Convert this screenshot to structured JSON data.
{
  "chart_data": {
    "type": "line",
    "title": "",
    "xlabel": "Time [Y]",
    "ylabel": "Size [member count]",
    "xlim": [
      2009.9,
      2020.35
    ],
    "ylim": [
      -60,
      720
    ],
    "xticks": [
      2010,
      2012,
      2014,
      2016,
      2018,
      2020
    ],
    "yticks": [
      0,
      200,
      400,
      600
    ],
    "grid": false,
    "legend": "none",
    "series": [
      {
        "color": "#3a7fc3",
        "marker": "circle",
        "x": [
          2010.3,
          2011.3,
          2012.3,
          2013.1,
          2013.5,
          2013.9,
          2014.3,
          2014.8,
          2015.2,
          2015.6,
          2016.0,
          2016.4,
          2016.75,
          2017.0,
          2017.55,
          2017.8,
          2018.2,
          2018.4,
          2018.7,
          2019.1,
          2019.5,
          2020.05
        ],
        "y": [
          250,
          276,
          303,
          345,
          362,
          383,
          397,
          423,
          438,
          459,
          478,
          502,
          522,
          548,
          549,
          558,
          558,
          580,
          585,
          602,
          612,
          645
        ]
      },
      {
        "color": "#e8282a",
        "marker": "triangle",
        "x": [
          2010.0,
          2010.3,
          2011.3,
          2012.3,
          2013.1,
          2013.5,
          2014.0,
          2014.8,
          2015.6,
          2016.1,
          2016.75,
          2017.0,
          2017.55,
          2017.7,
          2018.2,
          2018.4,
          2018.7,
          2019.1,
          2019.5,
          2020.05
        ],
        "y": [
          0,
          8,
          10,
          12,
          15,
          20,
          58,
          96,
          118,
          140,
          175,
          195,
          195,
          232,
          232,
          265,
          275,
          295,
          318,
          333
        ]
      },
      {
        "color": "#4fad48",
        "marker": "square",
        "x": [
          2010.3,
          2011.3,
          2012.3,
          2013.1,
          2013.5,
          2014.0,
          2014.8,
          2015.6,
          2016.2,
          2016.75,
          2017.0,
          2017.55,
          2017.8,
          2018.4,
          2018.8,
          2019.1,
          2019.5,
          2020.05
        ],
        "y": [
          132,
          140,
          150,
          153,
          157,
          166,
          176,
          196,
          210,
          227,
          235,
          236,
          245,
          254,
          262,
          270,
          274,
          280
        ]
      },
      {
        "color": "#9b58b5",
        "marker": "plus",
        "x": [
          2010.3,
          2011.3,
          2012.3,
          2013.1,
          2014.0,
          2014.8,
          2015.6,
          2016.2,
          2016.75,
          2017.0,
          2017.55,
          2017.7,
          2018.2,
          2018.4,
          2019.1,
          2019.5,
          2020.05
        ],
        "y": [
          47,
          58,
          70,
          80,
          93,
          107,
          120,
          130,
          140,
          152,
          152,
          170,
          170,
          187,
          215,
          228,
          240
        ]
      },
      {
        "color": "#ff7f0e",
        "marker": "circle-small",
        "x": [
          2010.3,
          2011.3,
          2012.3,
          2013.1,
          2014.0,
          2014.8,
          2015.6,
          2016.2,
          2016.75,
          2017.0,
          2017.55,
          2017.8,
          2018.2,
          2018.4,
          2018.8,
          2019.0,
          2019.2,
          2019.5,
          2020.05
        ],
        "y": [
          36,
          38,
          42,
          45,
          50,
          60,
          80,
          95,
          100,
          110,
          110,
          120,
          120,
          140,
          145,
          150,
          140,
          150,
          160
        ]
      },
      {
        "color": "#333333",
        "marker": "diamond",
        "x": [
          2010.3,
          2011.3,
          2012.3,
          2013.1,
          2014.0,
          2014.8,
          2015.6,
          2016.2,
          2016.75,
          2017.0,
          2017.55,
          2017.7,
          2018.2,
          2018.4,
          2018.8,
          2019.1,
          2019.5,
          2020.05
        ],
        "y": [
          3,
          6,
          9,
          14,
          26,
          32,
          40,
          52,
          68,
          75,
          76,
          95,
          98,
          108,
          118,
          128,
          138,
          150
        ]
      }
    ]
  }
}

--- --- ---

_Problem details_
Please reproduce each line exactly as written.

_Answer to this exercise_
Convert this screenshot to structured JSON data.
{
  "chart_data": {
    "type": "line",
    "title": "",
    "xlabel": "Time [Y]",
    "ylabel": "Size [member count]",
    "xlim": [
      2009.9,
      2020.35
    ],
    "ylim": [
      -60,
      720
    ],
    "xticks": [
      2010,
      2012,
      2014,
      2016,
      2018,
      2020
    ],
    "yticks": [
      0,
      200,
      400,
      600
    ],
    "grid": false,
    "legend": "none",
    "series": [
      {
        "color": "#3a7fc3",
        "marker": "circle",
        "x": [
          2010.3,
          2011.3,
          2012.3,
          2013.1,
          2013.5,
          2013.9,
          2014.3,
          2014.8,
          2015.2,
          2015.6,
          2016.0,
          2016.4,
          2016.75,
          2017.0,
          2017.55,
          2017.8,
          2018.2,
          2018.4,
          2018.7,
          2019.1,
          2019.5,
          2020.05
        ],
        "y": [
          250,
          276,
          303,
          345,
          362,
          383,
          397,
          423,
          438,
          459,
          478,
          502,
          522,
          548,
          549,
          558,
          558,
          580,
          585,
          602,
          612,
          645
        ]
      },
      {
        "color": "#e8282a",
        "marker": "triangle",
        "x": [
          2010.0,
          2010.3,
          2011.3,
          2012.3,
          2013.1,
          2013.5,
          2014.0,
          2014.8,
          2015.6,
          2016.1,
          2016.75,
          2017.0,
          2017.55,
          2017.7,
          2018.2,
          2018.4,
          2018.7,
          2019.1,
          2019.5,
          2020.05
        ],
        "y": [
          0,
          8,
          10,
          12,
          15,
          20,
          58,
          96,
          118,
          140,
          175,
          195,
          195,
          232,
          232,
          265,
          275,
          295,
          318,
          333
        ]
      },
      {
        "color": "#4fad48",
        "marker": "square",
        "x": [
          2010.3,
          2011.3,
          2012.3,
          2013.1,
          2013.5,
          2014.0,
          2014.8,
          2015.6,
          2016.2,
          2016.75,
          2017.0,
          2017.55,
          2017.8,
          2018.4,
          2018.8,
          2019.1,
          2019.5,
          2020.05
        ],
        "y": [
          132,
          140,
          150,
          153,
          157,
          166,
          176,
          196,
          210,
          227,
          235,
          236,
          245,
          254,
          262,
          270,
          274,
          280
        ]
      },
      {
        "color": "#9b58b5",
        "marker": "plus",
        "x": [
          2010.3,
          2011.3,
          2012.3,
          2013.1,
          2014.0,
          2014.8,
          2015.6,
          2016.2,
          2016.75,
          2017.0,
          2017.55,
          2017.7,
          2018.2,
          2018.4,
          2019.1,
          2019.5,
          2020.05
        ],
        "y": [
          47,
          58,
          70,
          80,
          93,
          107,
          120,
          130,
          140,
          152,
          152,
          170,
          170,
          187,
          215,
          228,
          240
        ]
      },
      {
        "color": "#ff7f0e",
        "marker": "circle-small",
        "x": [
          2010.3,
          2011.3,
          2012.3,
          2013.1,
          2014.0,
          2014.8,
          2015.6,
          2016.2,
          2016.75,
          2017.0,
          2017.55,
          2017.8,
          2018.2,
          2018.4,
          2018.8,
          2019.0,
          2019.2,
          2019.5,
          2020.05
        ],
        "y": [
          36,
          38,
          42,
          45,
          50,
          60,
          80,
          95,
          100,
          110,
          110,
          120,
          120,
          140,
          145,
          150,
          140,
          150,
          160
        ]
      },
      {
        "color": "#333333",
        "marker": "diamond",
        "x": [
          2010.3,
          2011.3,
          2012.3,
          2013.1,
          2014.0,
          2014.8,
          2015.6,
          2016.2,
          2016.75,
          2017.0,
          2017.55,
          2017.7,
          2018.2,
          2018.4,
          2018.8,
          2019.1,
          2019.5,
          2020.05
        ],
        "y": [
          3,
          6,
          9,
          14,
          26,
          32,
          40,
          52,
          68,
          75,
          76,
          95,
          98,
          108,
          118,
          128,
          138,
          150
        ]
      }
    ]
  }
}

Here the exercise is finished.